What you should do: Write out each entry again. Keep every word exactly as it is.

Data excerpts:
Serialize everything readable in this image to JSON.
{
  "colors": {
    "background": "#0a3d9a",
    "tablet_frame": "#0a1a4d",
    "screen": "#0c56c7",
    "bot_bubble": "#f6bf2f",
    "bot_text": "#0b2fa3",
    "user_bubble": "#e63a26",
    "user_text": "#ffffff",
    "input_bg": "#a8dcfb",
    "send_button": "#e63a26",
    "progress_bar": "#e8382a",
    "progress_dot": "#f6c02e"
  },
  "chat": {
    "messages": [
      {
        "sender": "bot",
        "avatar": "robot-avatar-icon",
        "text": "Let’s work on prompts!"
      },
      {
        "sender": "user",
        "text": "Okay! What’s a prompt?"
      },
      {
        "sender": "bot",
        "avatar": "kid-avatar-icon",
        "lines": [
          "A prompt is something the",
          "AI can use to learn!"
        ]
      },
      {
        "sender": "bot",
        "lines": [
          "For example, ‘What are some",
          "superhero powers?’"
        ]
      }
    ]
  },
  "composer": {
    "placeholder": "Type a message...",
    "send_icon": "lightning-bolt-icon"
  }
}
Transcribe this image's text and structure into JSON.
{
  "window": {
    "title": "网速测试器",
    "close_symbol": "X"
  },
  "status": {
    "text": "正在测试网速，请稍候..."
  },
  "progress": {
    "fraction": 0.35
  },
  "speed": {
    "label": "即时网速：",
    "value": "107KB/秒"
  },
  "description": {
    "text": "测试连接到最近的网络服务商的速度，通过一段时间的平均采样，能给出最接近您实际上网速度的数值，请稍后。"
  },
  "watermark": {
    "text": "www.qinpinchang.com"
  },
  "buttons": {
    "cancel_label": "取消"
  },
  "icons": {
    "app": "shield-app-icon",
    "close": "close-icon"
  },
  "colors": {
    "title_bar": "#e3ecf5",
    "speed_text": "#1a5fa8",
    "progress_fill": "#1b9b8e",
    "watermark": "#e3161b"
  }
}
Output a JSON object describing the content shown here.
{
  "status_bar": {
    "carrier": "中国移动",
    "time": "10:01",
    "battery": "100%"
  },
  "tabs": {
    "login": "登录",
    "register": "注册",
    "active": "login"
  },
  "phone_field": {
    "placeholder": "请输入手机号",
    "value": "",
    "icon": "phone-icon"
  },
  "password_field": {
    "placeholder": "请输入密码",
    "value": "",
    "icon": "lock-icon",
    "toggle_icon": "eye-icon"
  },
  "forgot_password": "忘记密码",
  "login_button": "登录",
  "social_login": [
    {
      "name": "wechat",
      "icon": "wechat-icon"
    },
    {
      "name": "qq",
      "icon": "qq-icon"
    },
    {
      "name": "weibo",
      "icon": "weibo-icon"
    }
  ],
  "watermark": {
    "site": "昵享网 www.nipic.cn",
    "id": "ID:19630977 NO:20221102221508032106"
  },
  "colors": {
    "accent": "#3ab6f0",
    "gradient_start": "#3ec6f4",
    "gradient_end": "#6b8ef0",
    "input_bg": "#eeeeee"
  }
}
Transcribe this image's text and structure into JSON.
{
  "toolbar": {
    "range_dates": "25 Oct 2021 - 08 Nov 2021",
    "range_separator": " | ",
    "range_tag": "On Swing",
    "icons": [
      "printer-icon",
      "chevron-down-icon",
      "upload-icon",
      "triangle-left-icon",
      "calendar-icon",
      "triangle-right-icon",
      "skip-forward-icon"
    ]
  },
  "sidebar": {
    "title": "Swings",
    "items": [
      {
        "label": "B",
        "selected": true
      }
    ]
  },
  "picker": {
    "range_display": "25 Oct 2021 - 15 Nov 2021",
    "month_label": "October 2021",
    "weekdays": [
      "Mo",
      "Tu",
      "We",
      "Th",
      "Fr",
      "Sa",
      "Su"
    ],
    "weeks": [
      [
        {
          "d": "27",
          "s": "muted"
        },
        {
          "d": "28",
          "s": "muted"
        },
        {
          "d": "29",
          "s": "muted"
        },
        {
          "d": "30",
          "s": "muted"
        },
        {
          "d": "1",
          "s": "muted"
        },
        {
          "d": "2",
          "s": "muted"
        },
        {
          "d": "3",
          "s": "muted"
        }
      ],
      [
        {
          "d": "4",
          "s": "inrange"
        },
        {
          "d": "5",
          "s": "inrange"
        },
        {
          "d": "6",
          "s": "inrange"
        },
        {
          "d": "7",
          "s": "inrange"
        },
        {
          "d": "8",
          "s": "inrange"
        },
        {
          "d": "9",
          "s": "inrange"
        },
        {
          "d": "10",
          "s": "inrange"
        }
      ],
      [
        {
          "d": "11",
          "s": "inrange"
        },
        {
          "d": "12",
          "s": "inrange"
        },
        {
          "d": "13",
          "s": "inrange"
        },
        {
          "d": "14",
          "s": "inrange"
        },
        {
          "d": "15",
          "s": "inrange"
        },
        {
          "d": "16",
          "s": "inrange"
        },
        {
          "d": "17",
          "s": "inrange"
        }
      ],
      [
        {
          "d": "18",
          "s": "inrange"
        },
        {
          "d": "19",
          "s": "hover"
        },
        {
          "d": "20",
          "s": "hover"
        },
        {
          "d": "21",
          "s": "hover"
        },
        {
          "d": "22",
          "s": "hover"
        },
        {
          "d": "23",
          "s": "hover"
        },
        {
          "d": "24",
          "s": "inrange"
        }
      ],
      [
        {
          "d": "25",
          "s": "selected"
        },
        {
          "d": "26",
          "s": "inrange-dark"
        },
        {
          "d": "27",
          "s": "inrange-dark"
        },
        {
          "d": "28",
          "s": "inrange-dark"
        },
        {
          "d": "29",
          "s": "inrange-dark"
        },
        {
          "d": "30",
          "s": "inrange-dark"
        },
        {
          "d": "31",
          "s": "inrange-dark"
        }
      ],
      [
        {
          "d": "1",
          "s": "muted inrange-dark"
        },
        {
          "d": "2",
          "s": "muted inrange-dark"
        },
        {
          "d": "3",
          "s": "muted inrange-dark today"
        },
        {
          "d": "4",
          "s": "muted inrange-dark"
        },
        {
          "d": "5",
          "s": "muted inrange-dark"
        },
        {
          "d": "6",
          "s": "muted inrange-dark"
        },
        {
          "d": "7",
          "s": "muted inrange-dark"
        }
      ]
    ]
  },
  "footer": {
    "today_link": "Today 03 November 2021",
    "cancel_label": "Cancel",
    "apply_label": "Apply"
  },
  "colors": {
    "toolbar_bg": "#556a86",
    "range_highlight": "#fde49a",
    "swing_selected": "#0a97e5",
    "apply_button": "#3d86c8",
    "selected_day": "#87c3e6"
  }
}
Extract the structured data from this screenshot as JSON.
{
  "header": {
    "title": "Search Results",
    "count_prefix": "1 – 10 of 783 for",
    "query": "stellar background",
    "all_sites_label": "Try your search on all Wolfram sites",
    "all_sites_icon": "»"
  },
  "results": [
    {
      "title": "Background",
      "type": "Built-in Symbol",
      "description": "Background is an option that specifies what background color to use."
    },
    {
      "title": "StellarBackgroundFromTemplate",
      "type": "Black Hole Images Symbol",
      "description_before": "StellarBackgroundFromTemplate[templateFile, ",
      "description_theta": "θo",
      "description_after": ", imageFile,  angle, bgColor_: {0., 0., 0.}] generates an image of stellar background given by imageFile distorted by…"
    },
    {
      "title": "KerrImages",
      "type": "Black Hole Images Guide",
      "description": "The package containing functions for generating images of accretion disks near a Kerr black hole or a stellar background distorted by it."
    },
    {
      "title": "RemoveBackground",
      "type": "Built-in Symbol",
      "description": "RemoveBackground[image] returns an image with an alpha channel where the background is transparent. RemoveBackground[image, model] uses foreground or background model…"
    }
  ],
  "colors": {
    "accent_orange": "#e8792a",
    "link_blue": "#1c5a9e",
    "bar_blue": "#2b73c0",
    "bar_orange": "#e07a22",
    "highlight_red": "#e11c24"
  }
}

Solved exercise:
Serialize everything readable in this image to JSON.
{
  "colors": {
    "background": "#0a3d9a",
    "tablet_frame": "#0a1a4d",
    "screen": "#0c56c7",
    "bot_bubble": "#f6bf2f",
    "bot_text": "#0b2fa3",
    "user_bubble": "#e63a26",
    "user_text": "#ffffff",
    "input_bg": "#a8dcfb",
    "send_button": "#e63a26",
    "progress_bar": "#e8382a",
    "progress_dot": "#f6c02e"
  },
  "chat": {
    "messages": [
      {
        "sender": "bot",
        "avatar": "robot-avatar-icon",
        "text": "Let’s work on prompts!"
      },
      {
        "sender": "user",
        "text": "Okay! What’s a prompt?"
      },
      {
        "sender": "bot",
        "avatar": "kid-avatar-icon",
        "lines": [
          "A prompt is something the",
          "AI can use to learn!"
        ]
      },
      {
        "sender": "bot",
        "lines": [
          "For example, ‘What are some",
          "superhero powers?’"
        ]
      }
    ]
  },
  "composer": {
    "placeholder": "Type a message...",
    "send_icon": "lightning-bolt-icon"
  }
}
Transcribe this image's text and structure into JSON.
{
  "window": {
    "title": "网速测试器",
    "close_symbol": "X"
  },
  "status": {
    "text": "正在测试网速，请稍候..."
  },
  "progress": {
    "fraction": 0.35
  },
  "speed": {
    "label": "即时网速：",
    "value": "107KB/秒"
  },
  "description": {
    "text": "测试连接到最近的网络服务商的速度，通过一段时间的平均采样，能给出最接近您实际上网速度的数值，请稍后。"
  },
  "watermark": {
    "text": "www.qinpinchang.com"
  },
  "buttons": {
    "cancel_label": "取消"
  },
  "icons": {
    "app": "shield-app-icon",
    "close": "close-icon"
  },
  "colors": {
    "title_bar": "#e3ecf5",
    "speed_text": "#1a5fa8",
    "progress_fill": "#1b9b8e",
    "watermark": "#e3161b"
  }
}
Output a JSON object describing the content shown here.
{
  "status_bar": {
    "carrier": "中国移动",
    "time": "10:01",
    "battery": "100%"
  },
  "tabs": {
    "login": "登录",
    "register": "注册",
    "active": "login"
  },
  "phone_field": {
    "placeholder": "请输入手机号",
    "value": "",
    "icon": "phone-icon"
  },
  "password_field": {
    "placeholder": "请输入密码",
    "value": "",
    "icon": "lock-icon",
    "toggle_icon": "eye-icon"
  },
  "forgot_password": "忘记密码",
  "login_button": "登录",
  "social_login": [
    {
      "name": "wechat",
      "icon": "wechat-icon"
    },
    {
      "name": "qq",
      "icon": "qq-icon"
    },
    {
      "name": "weibo",
      "icon": "weibo-icon"
    }
  ],
  "watermark": {
    "site": "昵享网 www.nipic.cn",
    "id": "ID:19630977 NO:20221102221508032106"
  },
  "colors": {
    "accent": "#3ab6f0",
    "gradient_start": "#3ec6f4",
    "gradient_end": "#6b8ef0",
    "input_bg": "#eeeeee"
  }
}
Transcribe this image's text and structure into JSON.
{
  "toolbar": {
    "range_dates": "25 Oct 2021 - 08 Nov 2021",
    "range_separator": " | ",
    "range_tag": "On Swing",
    "icons": [
      "printer-icon",
      "chevron-down-icon",
      "upload-icon",
      "triangle-left-icon",
      "calendar-icon",
      "triangle-right-icon",
      "skip-forward-icon"
    ]
  },
  "sidebar": {
    "title": "Swings",
    "items": [
      {
        "label": "B",
        "selected": true
      }
    ]
  },
  "picker": {
    "range_display": "25 Oct 2021 - 15 Nov 2021",
    "month_label": "October 2021",
    "weekdays": [
      "Mo",
      "Tu",
      "We",
      "Th",
      "Fr",
      "Sa",
      "Su"
    ],
    "weeks": [
      [
        {
          "d": "27",
          "s": "muted"
        },
        {
          "d": "28",
          "s": "muted"
        },
        {
          "d": "29",
          "s": "muted"
        },
        {
          "d": "30",
          "s": "muted"
        },
        {
          "d": "1",
          "s": "muted"
        },
        {
          "d": "2",
          "s": "muted"
        },
        {
          "d": "3",
          "s": "muted"
        }
      ],
      [
        {
          "d": "4",
          "s": "inrange"
        },
        {
          "d": "5",
          "s": "inrange"
        },
        {
          "d": "6",
          "s": "inrange"
        },
        {
          "d": "7",
          "s": "inrange"
        },
        {
          "d": "8",
          "s": "inrange"
        },
        {
          "d": "9",
          "s": "inrange"
        },
        {
          "d": "10",
          "s": "inrange"
        }
      ],
      [
        {
          "d": "11",
          "s": "inrange"
        },
        {
          "d": "12",
          "s": "inrange"
        },
        {
          "d": "13",
          "s": "inrange"
        },
        {
          "d": "14",
          "s": "inrange"
        },
        {
          "d": "15",
          "s": "inrange"
        },
        {
          "d": "16",
          "s": "inrange"
        },
        {
          "d": "17",
          "s": "inrange"
        }
      ],
      [
        {
          "d": "18",
          "s": "inrange"
        },
        {
          "d": "19",
          "s": "hover"
        },
        {
          "d": "20",
          "s": "hover"
        },
        {
          "d": "21",
          "s": "hover"
        },
        {
          "d": "22",
          "s": "hover"
        },
        {
          "d": "23",
          "s": "hover"
        },
        {
          "d": "24",
          "s": "inrange"
        }
      ],
      [
        {
          "d": "25",
          "s": "selected"
        },
        {
          "d": "26",
          "s": "inrange-dark"
        },
        {
          "d": "27",
          "s": "inrange-dark"
        },
        {
          "d": "28",
          "s": "inrange-dark"
        },
        {
          "d": "29",
          "s": "inrange-dark"
        },
        {
          "d": "30",
          "s": "inrange-dark"
        },
        {
          "d": "31",
          "s": "inrange-dark"
        }
      ],
      [
        {
          "d": "1",
          "s": "muted inrange-dark"
        },
        {
          "d": "2",
          "s": "muted inrange-dark"
        },
        {
          "d": "3",
          "s": "muted inrange-dark today"
        },
        {
          "d": "4",
          "s": "muted inrange-dark"
        },
        {
          "d": "5",
          "s": "muted inrange-dark"
        },
        {
          "d": "6",
          "s": "muted inrange-dark"
        },
        {
          "d": "7",
          "s": "muted inrange-dark"
        }
      ]
    ]
  },
  "footer": {
    "today_link": "Today 03 November 2021",
    "cancel_label": "Cancel",
    "apply_label": "Apply"
  },
  "colors": {
    "toolbar_bg": "#556a86",
    "range_highlight": "#fde49a",
    "swing_selected": "#0a97e5",
    "apply_button": "#3d86c8",
    "selected_day": "#87c3e6"
  }
}
Extract the structured data from this screenshot as JSON.
{
  "header": {
    "title": "Search Results",
    "count_prefix": "1 – 10 of 783 for",
    "query": "stellar background",
    "all_sites_label": "Try your search on all Wolfram sites",
    "all_sites_icon": "»"
  },
  "results": [
    {
      "title": "Background",
      "type": "Built-in Symbol",
      "description": "Background is an option that specifies what background color to use."
    },
    {
      "title": "StellarBackgroundFromTemplate",
      "type": "Black Hole Images Symbol",
      "description_before": "StellarBackgroundFromTemplate[templateFile, ",
      "description_theta": "θo",
      "description_after": ", imageFile,  angle, bgColor_: {0., 0., 0.}] generates an image of stellar background given by imageFile distorted by…"
    },
    {
      "title": "KerrImages",
      "type": "Black Hole Images Guide",
      "description": "The package containing functions for generating images of accretion disks near a Kerr black hole or a stellar background distorted by it."
    },
    {
      "title": "RemoveBackground",
      "type": "Built-in Symbol",
      "description": "RemoveBackground[image] returns an image with an alpha channel where the background is transparent. RemoveBackground[image, model] uses foreground or background model…"
    }
  ],
  "colors": {
    "accent_orange": "#e8792a",
    "link_blue": "#1c5a9e",
    "bar_blue": "#2b73c0",
    "bar_orange": "#e07a22",
    "highlight_red": "#e11c24"
  }
}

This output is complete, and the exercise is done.